__Work to complete__
Search the data for the word "efficacité" and copy every line that contains it.

__Excerpted data__
## Start

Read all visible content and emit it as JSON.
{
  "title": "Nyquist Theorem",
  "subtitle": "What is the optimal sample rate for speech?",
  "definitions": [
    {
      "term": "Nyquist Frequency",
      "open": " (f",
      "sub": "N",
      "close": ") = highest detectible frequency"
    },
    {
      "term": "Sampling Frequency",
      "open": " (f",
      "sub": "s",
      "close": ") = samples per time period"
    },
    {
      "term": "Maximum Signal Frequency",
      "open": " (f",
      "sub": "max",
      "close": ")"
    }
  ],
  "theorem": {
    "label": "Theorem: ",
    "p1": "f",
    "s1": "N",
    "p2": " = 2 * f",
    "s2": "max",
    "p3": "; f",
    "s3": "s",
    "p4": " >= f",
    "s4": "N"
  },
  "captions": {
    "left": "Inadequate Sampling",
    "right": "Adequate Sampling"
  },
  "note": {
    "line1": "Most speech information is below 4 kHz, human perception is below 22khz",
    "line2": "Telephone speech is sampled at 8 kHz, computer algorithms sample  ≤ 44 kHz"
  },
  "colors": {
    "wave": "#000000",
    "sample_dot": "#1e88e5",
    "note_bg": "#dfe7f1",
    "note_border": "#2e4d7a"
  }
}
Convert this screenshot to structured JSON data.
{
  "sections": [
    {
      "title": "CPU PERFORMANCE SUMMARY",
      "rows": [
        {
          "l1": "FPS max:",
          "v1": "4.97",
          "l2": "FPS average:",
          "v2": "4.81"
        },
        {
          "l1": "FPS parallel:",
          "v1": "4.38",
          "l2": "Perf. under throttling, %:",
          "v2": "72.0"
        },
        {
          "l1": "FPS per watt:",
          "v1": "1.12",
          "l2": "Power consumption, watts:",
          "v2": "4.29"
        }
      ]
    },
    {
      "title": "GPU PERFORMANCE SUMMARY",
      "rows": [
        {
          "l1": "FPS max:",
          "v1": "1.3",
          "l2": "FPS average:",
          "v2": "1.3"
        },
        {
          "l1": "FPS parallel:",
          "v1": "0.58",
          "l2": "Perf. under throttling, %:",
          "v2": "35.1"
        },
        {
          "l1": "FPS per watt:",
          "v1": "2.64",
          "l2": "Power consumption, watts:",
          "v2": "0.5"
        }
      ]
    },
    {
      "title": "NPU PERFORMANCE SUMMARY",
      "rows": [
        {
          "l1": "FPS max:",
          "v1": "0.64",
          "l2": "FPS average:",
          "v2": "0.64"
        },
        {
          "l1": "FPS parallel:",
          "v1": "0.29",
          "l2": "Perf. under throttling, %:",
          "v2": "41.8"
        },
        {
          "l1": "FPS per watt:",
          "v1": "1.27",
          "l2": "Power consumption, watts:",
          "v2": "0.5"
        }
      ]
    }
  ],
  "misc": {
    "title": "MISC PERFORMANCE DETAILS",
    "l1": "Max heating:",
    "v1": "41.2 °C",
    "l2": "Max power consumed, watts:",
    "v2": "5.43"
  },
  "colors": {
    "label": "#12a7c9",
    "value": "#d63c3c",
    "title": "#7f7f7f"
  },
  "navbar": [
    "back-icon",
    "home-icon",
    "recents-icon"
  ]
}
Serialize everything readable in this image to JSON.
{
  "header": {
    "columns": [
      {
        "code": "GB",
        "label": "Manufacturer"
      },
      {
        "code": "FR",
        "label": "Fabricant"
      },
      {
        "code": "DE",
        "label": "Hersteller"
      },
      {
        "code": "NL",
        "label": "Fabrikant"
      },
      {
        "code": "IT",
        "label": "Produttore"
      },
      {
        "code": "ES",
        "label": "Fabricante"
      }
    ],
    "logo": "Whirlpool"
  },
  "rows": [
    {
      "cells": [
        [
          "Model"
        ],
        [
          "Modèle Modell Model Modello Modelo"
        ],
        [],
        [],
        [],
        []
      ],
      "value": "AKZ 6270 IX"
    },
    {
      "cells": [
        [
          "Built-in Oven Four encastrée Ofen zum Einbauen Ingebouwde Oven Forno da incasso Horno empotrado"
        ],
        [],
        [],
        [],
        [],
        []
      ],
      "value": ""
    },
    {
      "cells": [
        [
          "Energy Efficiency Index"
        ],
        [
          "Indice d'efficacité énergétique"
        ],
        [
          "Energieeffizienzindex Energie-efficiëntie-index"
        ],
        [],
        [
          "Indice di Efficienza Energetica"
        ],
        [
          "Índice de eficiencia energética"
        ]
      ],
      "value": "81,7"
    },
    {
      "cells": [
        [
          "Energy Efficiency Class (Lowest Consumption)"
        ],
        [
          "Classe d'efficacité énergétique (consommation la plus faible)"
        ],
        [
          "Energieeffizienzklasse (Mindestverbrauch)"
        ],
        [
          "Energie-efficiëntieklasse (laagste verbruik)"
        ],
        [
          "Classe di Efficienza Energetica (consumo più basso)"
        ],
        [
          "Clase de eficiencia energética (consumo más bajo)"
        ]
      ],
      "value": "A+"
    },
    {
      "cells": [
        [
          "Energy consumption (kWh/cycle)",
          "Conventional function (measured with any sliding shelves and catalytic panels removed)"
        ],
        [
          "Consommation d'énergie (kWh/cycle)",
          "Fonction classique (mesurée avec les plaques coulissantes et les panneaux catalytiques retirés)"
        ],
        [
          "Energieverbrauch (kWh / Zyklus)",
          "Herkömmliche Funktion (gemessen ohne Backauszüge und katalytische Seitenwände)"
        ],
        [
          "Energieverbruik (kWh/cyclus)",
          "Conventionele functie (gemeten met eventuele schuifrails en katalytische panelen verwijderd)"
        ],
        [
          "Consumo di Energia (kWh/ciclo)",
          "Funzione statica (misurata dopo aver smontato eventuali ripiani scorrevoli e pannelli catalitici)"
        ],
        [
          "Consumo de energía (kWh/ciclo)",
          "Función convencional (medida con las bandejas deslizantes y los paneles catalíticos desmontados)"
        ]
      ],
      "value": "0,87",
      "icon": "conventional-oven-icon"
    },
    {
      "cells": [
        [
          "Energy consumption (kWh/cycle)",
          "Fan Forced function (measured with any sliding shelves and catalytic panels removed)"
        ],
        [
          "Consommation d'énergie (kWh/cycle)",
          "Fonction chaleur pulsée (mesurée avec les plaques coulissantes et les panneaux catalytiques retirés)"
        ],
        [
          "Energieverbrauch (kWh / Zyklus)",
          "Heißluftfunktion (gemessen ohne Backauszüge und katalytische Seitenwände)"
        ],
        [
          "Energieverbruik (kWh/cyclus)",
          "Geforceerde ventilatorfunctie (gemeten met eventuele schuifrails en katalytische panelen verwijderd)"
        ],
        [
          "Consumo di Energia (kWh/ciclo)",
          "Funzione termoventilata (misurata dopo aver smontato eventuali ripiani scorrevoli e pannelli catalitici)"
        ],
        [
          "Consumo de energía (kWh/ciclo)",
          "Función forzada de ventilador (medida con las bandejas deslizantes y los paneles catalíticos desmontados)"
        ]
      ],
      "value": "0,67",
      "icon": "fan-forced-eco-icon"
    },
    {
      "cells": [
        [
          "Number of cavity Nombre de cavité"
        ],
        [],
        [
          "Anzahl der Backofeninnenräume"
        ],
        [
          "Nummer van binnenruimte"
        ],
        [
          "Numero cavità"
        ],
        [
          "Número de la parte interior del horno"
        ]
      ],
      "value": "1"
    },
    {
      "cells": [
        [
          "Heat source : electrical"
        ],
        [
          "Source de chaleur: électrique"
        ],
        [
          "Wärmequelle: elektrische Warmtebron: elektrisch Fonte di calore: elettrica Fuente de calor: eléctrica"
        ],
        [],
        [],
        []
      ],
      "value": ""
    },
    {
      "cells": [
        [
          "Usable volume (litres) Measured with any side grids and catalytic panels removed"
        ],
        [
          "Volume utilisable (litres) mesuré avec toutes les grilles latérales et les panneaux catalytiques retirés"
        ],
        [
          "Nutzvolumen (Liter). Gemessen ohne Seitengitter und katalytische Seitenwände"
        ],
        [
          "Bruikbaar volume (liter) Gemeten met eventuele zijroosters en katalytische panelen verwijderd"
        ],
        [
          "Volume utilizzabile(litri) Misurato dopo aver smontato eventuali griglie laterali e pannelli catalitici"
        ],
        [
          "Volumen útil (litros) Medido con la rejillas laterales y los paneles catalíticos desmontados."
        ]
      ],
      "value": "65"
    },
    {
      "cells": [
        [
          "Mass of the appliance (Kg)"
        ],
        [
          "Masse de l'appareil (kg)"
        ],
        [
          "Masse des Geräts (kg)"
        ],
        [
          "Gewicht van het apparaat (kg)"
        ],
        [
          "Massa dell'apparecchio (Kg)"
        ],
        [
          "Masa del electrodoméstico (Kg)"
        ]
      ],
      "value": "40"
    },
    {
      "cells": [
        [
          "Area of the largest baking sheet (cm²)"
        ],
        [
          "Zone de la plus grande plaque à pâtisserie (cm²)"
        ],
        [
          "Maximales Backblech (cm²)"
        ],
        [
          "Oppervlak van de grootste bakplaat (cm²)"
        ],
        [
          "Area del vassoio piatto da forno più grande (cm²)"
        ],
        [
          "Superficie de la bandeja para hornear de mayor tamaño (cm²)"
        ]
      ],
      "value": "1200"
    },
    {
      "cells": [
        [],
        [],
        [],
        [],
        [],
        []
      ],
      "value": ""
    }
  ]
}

## End

__Result of this task__
          "Indice d'efficacité énergétique"
          "Classe d'efficacité énergétique (consommation la plus faible)"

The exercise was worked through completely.